» Directions: From the records below, give the number of lines that contain the string "Taxonomieën", without any other text.

Some records:

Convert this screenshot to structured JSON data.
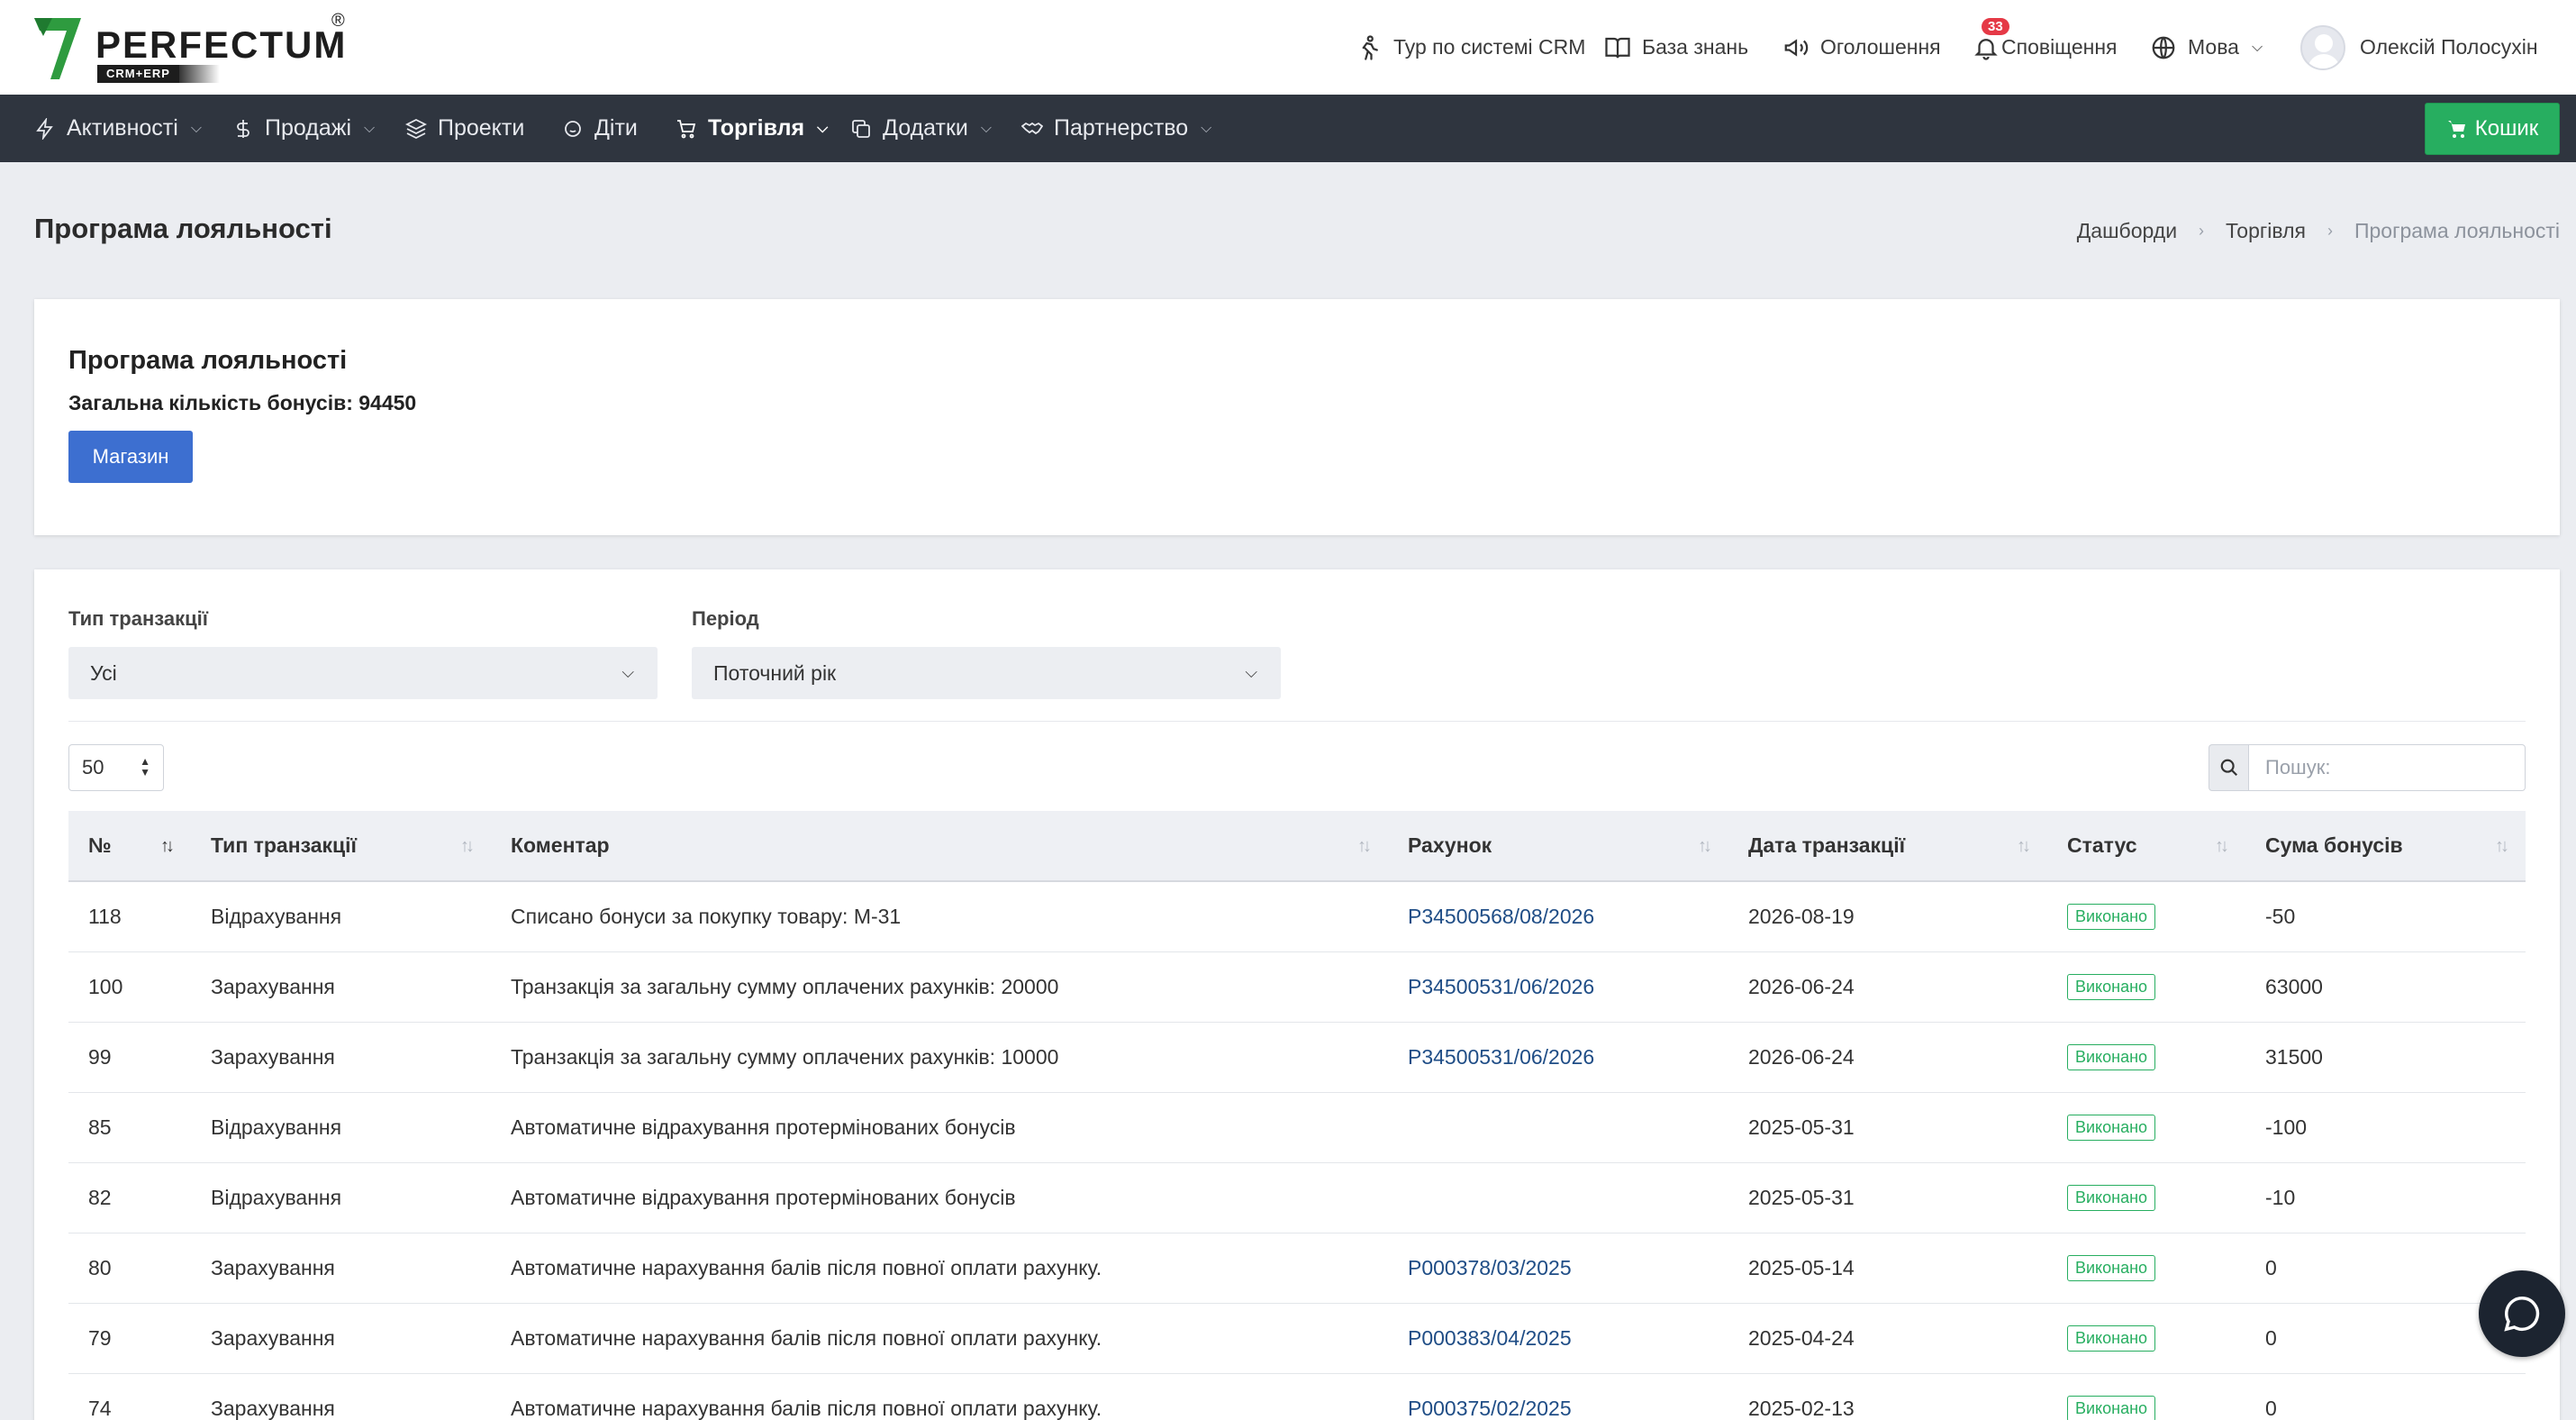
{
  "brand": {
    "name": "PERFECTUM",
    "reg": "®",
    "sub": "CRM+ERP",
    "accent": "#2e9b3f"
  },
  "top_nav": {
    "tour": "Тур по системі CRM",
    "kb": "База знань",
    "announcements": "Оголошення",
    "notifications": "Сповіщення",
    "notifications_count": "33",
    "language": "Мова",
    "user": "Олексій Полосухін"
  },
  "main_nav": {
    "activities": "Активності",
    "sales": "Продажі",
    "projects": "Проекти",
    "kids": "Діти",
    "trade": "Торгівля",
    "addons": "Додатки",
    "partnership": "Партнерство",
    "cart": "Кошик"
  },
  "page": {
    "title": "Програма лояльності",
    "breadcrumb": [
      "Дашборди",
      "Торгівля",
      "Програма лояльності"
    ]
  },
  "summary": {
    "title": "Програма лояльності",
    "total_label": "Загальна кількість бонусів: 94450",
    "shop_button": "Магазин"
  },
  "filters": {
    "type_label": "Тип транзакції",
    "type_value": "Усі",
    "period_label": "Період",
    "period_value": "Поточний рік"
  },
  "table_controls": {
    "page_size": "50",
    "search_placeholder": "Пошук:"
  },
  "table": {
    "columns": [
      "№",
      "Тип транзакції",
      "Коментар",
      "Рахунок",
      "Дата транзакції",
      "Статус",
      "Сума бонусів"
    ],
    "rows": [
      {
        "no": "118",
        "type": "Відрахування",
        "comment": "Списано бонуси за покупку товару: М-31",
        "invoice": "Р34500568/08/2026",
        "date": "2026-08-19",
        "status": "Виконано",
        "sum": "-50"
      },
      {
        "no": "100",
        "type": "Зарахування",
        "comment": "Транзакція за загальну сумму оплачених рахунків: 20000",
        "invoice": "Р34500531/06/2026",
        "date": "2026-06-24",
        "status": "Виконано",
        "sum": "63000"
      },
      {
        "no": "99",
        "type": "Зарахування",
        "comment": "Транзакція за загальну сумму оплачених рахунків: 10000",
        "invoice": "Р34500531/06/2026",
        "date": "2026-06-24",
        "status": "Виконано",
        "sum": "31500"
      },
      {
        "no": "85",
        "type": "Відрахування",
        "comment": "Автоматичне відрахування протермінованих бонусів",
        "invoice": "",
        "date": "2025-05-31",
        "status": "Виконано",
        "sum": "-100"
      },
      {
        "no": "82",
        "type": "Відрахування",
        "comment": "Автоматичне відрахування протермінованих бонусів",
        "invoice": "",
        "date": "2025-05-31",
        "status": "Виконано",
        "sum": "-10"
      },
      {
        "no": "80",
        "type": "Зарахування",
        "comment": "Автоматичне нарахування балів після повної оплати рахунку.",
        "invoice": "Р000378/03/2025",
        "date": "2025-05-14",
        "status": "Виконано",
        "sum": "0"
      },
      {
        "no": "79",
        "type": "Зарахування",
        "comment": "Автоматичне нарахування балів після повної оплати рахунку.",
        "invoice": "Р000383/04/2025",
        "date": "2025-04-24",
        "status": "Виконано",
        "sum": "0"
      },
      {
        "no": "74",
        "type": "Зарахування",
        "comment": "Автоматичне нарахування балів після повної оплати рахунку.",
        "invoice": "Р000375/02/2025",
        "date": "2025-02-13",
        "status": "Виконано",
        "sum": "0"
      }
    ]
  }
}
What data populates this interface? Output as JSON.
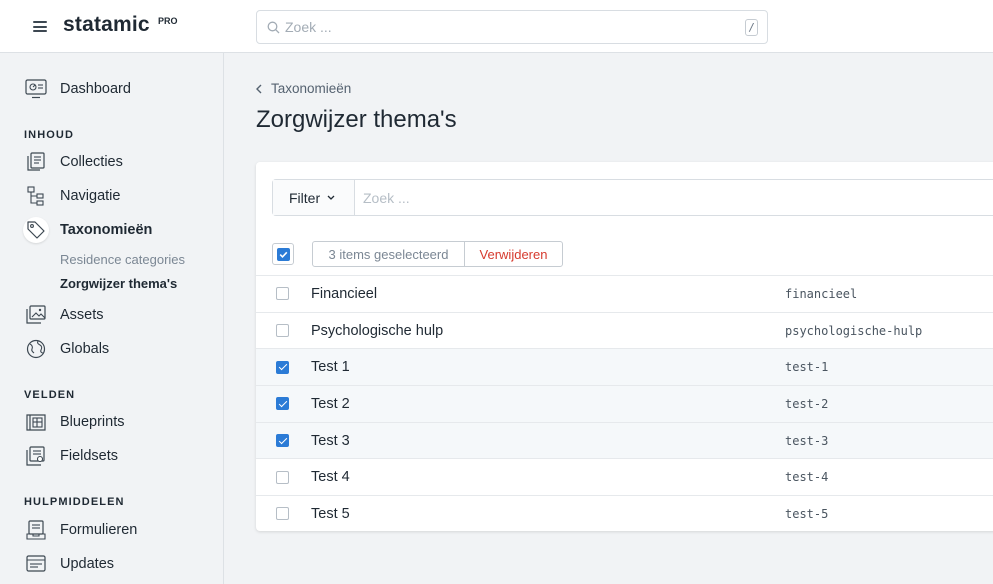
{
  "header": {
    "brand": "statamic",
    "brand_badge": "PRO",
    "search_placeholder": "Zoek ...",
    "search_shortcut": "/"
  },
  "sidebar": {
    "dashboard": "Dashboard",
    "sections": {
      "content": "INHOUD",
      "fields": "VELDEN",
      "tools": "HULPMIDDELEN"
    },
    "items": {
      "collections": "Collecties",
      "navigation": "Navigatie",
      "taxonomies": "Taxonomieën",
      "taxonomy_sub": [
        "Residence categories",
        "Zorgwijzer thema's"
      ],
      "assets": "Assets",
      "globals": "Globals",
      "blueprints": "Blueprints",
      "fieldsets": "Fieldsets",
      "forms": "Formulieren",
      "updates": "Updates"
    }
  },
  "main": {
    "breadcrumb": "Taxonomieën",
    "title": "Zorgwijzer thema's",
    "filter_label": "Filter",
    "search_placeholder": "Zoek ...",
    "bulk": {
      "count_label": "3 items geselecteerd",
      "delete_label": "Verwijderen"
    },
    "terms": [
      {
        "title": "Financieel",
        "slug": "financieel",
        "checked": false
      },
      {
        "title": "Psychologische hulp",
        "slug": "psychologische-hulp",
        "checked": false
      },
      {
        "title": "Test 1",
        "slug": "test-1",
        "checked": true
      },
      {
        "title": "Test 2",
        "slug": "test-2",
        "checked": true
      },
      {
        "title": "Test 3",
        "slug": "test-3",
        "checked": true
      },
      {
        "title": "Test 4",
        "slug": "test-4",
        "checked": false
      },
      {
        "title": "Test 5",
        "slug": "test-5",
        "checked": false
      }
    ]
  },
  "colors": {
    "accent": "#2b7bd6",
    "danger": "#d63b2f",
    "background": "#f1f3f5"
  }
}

» Finished task: 2